■ EXERCISE OBJECTIVE: Count the lines containing "mareſts" in the entries underneath, and state that count without anything else.

■ EXERCISE DATA:
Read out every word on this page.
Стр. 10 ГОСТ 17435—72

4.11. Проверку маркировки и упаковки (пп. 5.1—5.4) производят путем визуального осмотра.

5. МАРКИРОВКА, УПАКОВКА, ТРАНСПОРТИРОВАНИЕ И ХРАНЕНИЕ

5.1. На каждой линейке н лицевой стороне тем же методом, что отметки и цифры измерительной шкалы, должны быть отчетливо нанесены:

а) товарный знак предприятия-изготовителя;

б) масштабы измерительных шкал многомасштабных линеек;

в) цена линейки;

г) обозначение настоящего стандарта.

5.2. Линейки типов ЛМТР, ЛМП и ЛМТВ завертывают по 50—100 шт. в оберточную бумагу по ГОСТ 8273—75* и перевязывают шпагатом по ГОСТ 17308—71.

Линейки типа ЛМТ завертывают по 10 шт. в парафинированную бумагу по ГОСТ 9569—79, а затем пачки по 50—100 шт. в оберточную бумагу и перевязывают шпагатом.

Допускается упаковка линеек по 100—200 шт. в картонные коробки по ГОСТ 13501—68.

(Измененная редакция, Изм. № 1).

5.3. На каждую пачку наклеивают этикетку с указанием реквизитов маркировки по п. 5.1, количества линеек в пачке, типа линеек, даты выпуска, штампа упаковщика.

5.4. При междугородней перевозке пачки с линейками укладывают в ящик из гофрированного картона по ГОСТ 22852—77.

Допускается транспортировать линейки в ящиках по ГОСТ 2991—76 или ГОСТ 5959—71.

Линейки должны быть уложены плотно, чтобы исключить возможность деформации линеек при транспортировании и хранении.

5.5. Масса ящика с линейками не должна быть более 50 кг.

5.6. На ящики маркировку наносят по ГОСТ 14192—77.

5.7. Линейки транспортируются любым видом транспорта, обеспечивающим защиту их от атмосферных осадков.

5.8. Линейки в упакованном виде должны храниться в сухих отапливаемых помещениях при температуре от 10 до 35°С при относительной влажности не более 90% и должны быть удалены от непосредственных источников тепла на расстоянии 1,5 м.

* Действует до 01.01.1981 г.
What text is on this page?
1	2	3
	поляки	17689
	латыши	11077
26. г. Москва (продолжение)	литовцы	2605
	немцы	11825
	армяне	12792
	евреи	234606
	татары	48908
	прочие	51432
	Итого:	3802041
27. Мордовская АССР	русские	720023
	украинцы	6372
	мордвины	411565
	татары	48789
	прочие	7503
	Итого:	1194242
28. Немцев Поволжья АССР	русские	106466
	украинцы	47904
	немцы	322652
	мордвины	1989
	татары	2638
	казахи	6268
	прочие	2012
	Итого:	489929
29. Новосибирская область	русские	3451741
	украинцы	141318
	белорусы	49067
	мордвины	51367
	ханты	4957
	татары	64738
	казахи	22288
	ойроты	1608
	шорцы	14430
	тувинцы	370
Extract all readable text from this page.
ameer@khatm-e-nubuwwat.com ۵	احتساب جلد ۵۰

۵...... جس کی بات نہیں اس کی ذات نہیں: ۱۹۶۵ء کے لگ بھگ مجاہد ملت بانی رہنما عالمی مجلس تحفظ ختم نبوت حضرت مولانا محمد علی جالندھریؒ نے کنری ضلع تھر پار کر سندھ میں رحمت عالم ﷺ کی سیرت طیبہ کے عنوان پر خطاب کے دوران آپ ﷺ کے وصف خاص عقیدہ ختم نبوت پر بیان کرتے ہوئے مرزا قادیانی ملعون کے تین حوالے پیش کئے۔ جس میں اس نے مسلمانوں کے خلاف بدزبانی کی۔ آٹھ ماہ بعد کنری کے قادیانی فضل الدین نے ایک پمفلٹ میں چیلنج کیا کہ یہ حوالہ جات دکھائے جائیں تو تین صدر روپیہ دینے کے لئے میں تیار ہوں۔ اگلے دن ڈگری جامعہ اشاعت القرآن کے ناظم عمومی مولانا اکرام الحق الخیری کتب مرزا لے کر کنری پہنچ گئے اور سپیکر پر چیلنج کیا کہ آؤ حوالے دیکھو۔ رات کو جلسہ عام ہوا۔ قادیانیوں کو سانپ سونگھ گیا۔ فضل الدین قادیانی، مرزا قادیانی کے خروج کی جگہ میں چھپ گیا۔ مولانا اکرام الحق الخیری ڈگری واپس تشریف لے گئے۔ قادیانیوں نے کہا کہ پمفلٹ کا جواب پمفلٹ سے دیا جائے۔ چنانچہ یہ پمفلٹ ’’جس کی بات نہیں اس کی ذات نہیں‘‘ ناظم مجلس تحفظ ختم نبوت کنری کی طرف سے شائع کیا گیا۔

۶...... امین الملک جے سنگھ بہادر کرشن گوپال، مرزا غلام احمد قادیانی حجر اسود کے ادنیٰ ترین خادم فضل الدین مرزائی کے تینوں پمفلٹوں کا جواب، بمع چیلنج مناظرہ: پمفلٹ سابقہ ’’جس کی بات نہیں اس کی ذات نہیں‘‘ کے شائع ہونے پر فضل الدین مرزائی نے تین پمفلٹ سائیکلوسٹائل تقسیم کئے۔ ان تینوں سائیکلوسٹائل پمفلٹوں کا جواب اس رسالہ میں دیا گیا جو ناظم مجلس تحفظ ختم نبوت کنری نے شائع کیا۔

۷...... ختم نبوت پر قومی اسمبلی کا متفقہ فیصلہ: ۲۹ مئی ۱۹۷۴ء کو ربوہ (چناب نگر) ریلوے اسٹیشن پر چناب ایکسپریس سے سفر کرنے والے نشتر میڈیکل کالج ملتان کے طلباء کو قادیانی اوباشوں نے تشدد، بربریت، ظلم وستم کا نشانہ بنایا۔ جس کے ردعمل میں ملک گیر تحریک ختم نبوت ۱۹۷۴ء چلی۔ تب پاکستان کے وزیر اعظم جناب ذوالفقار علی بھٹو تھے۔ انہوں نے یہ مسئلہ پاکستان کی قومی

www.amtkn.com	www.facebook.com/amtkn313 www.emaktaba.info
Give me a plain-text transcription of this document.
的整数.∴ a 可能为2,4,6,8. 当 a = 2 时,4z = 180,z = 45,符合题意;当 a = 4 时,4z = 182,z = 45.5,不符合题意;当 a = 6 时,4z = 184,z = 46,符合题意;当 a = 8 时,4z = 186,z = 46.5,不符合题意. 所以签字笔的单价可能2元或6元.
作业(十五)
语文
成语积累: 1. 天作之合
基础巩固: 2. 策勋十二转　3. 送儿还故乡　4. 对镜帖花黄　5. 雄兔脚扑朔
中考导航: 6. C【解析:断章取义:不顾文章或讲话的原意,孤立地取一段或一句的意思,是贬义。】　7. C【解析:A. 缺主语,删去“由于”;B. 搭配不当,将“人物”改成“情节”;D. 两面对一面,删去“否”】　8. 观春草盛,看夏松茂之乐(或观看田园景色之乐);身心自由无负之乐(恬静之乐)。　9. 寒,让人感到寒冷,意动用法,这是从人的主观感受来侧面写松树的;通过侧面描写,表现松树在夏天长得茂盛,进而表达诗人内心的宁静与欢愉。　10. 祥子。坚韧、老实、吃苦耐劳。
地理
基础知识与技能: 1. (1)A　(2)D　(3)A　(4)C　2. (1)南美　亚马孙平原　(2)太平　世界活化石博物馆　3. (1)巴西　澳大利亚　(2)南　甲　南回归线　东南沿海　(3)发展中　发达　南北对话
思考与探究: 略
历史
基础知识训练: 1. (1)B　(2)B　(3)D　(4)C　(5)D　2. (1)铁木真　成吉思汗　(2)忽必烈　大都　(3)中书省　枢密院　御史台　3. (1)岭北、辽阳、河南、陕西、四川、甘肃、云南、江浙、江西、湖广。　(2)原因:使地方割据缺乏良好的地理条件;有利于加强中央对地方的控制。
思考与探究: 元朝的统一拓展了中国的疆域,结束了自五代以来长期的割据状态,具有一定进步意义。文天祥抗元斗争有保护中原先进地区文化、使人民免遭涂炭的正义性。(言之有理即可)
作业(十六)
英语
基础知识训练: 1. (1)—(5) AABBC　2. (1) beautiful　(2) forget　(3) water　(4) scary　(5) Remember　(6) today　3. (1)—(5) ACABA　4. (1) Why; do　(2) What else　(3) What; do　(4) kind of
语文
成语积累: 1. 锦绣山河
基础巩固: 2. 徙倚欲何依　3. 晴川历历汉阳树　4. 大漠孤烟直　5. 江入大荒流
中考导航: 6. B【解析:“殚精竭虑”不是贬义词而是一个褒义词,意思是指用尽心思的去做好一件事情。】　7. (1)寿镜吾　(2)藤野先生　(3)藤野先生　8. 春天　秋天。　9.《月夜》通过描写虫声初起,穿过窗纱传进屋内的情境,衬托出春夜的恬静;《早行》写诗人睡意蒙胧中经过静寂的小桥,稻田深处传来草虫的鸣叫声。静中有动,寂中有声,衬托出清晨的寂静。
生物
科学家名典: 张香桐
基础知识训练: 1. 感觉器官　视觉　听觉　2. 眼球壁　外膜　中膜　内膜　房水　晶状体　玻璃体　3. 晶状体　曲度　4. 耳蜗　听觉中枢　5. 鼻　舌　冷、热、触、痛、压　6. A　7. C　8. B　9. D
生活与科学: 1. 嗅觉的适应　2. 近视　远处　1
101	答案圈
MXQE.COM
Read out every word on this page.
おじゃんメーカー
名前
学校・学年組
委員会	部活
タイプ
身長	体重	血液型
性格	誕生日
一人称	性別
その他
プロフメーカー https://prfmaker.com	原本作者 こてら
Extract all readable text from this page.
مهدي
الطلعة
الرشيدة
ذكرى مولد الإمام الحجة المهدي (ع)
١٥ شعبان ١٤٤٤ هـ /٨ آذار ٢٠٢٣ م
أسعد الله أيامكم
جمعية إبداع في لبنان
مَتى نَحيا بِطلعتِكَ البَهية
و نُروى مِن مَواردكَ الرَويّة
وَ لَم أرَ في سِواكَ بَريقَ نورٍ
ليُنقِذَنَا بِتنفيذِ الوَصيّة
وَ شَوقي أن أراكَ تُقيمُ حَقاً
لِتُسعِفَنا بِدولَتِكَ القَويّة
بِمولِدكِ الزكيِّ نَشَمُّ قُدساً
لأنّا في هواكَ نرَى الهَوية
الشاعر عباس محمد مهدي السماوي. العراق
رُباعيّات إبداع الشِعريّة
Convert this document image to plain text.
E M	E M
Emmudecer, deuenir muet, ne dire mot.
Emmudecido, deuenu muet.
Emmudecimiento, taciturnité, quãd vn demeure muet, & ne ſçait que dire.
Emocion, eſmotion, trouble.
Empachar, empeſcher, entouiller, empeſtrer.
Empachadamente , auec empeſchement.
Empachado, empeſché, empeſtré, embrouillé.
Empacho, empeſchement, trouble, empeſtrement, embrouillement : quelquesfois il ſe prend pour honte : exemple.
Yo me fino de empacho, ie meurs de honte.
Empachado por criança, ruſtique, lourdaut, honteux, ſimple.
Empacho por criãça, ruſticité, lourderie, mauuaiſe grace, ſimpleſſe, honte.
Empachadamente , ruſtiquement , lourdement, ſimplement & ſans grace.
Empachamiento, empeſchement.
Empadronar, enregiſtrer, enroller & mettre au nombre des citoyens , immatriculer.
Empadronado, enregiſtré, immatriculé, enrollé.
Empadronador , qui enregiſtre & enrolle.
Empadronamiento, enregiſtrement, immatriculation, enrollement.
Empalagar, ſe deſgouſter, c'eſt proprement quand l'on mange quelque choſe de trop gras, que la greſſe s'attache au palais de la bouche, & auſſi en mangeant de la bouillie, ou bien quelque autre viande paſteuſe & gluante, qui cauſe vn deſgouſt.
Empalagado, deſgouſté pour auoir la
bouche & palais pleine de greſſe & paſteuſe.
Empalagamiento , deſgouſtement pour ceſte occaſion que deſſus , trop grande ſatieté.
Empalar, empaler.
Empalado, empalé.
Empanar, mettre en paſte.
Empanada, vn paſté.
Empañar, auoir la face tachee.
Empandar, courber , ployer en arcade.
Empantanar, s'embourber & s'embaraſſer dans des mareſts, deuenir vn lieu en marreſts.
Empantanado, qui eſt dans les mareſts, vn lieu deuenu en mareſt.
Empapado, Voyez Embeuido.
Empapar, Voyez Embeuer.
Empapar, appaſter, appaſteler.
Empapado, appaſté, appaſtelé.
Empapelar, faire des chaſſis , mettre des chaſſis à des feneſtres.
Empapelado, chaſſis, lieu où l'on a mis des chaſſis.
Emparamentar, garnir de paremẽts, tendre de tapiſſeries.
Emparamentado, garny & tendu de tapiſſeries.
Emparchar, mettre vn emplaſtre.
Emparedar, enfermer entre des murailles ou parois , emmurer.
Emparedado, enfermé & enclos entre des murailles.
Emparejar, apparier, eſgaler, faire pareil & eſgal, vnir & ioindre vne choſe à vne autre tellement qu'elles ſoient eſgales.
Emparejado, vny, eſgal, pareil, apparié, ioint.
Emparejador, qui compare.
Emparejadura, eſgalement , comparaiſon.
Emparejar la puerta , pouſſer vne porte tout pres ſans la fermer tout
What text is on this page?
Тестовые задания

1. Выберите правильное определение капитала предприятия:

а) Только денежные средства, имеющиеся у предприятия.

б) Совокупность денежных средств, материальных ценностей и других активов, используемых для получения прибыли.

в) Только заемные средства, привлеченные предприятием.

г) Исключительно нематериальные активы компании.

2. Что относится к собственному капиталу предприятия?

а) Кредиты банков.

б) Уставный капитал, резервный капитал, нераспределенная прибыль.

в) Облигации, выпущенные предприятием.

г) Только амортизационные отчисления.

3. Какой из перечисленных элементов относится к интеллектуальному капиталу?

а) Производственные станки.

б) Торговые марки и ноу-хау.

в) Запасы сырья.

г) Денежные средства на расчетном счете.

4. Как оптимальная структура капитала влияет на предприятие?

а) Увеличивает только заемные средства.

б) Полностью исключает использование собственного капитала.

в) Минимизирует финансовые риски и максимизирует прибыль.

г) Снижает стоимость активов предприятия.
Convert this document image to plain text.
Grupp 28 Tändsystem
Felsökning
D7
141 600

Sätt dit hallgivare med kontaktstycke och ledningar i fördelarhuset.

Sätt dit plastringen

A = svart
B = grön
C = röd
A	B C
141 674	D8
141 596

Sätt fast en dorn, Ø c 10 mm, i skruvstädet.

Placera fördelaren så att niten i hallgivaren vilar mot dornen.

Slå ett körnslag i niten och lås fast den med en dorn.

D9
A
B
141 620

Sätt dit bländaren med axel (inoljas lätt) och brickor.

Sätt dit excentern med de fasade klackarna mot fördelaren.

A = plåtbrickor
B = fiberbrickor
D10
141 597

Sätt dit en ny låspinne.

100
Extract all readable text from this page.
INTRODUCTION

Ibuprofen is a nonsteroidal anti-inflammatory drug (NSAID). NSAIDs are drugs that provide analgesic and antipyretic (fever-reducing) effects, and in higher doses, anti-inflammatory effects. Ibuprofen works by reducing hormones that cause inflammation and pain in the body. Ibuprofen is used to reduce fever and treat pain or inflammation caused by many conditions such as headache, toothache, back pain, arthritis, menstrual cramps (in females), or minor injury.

■ WORKED ANSWER: 2